** Your goal **
With the pictures omitted, write out the entries that follow exactly as they stand.

■ ■ ■

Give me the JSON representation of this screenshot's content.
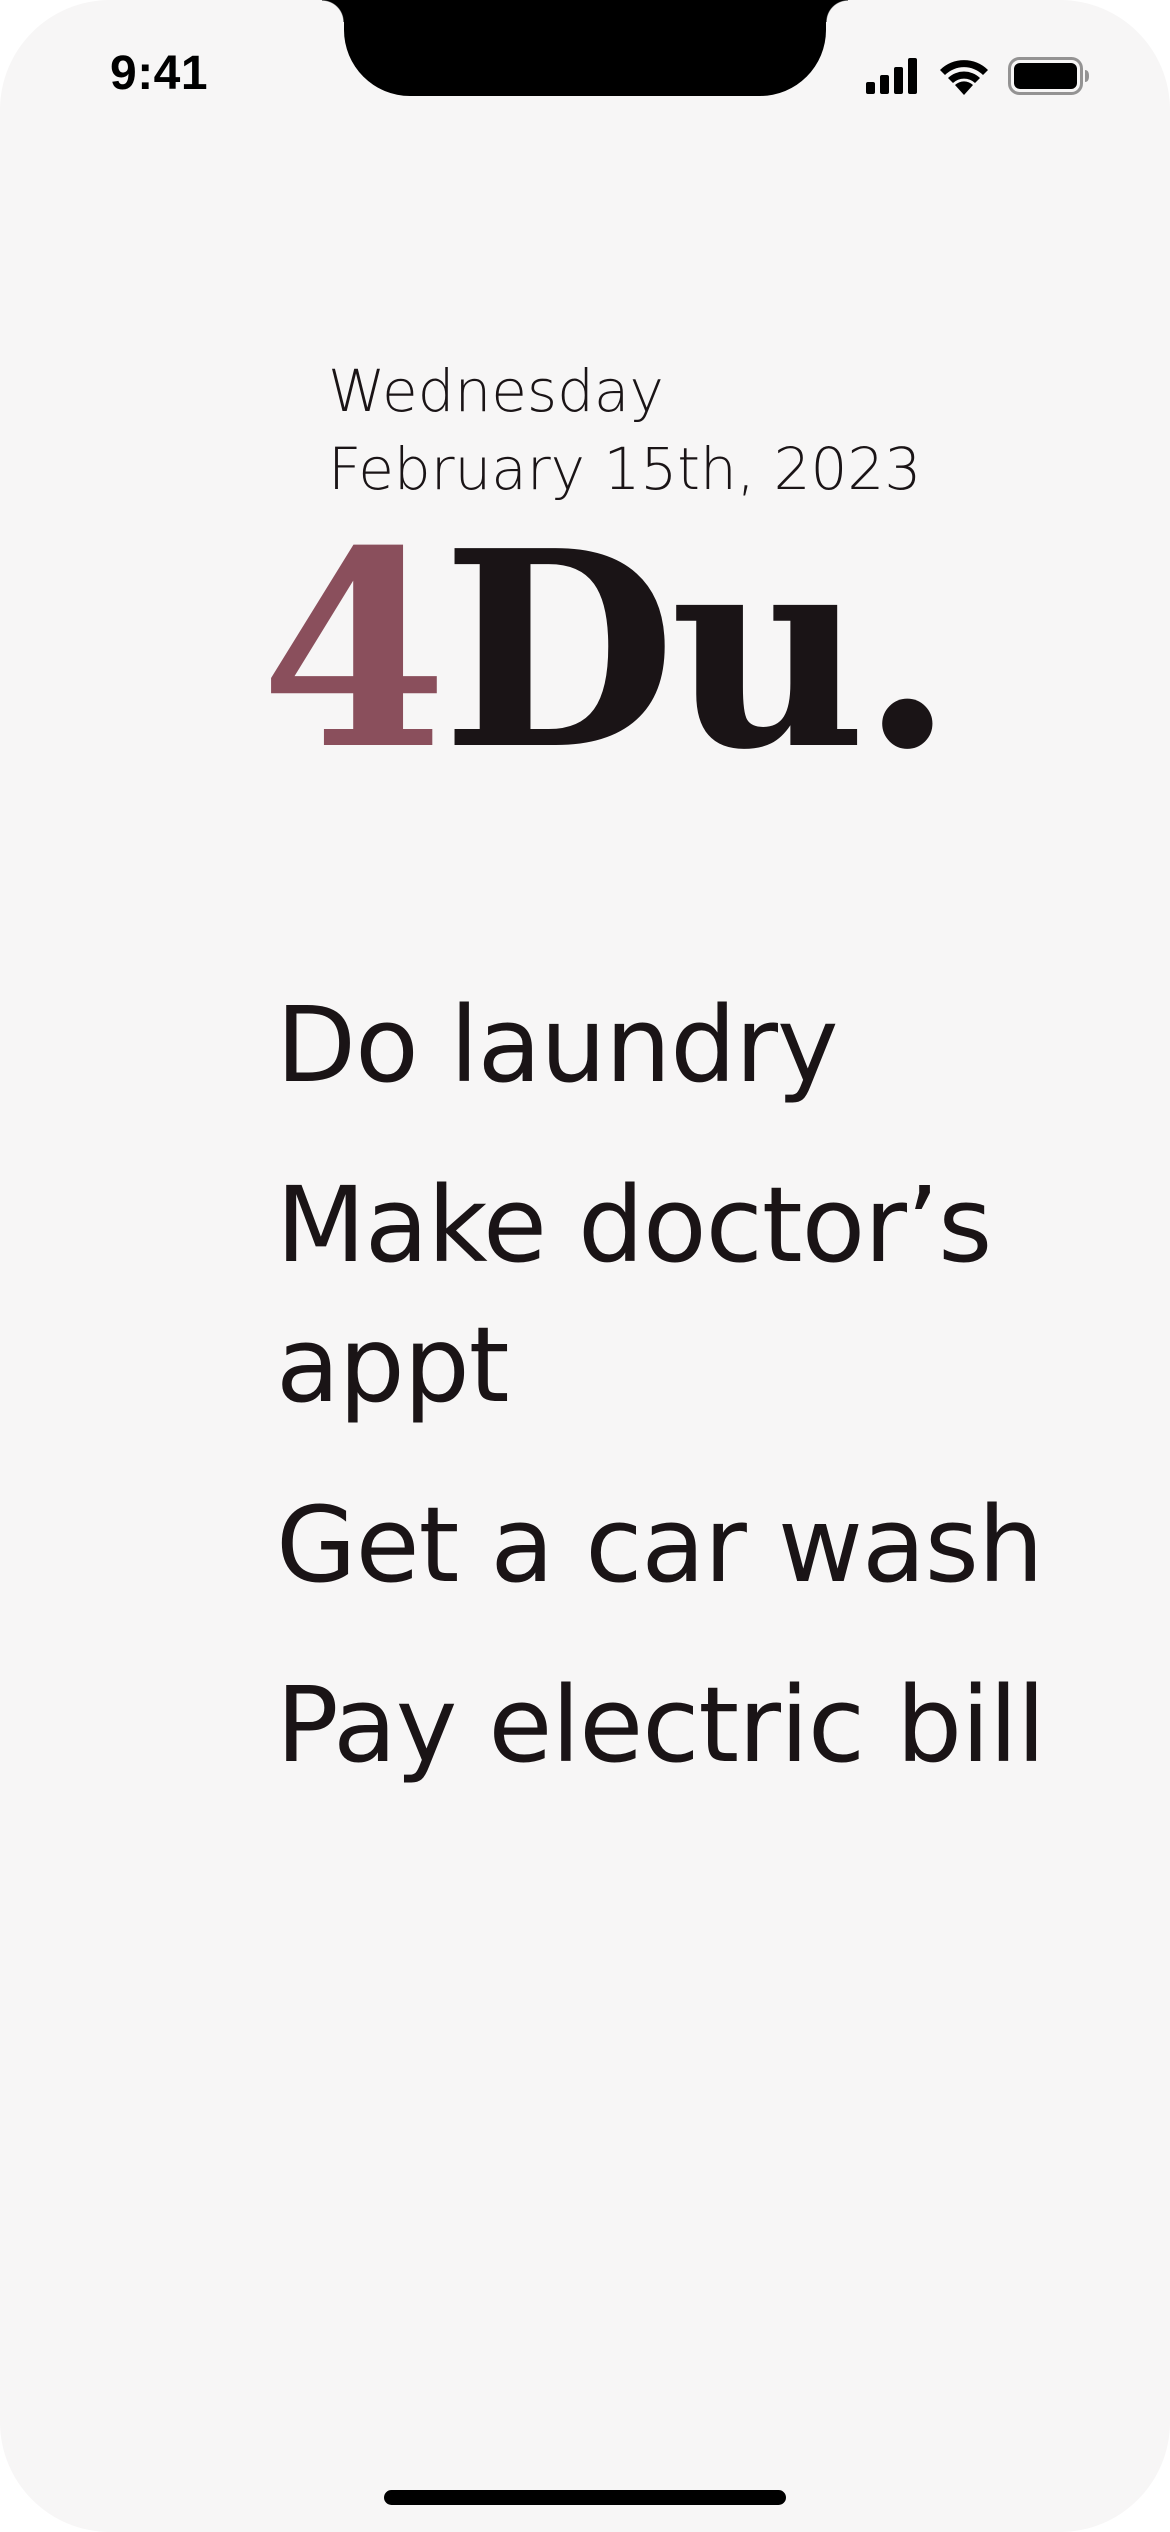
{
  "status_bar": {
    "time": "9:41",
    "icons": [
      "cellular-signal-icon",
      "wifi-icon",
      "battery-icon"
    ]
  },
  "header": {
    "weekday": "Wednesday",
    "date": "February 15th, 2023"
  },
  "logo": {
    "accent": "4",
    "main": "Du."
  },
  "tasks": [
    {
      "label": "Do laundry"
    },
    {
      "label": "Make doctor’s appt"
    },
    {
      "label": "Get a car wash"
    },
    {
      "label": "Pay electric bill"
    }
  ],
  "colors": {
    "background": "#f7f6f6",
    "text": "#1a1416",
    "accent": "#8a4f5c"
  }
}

■ ■ ■

** Solution to the exercise **
Give me the JSON representation of this screenshot's content.
{
  "status_bar": {
    "time": "9:41",
    "icons": [
      "cellular-signal-icon",
      "wifi-icon",
      "battery-icon"
    ]
  },
  "header": {
    "weekday": "Wednesday",
    "date": "February 15th, 2023"
  },
  "logo": {
    "accent": "4",
    "main": "Du."
  },
  "tasks": [
    {
      "label": "Do laundry"
    },
    {
      "label": "Make doctor’s appt"
    },
    {
      "label": "Get a car wash"
    },
    {
      "label": "Pay electric bill"
    }
  ],
  "colors": {
    "background": "#f7f6f6",
    "text": "#1a1416",
    "accent": "#8a4f5c"
  }
}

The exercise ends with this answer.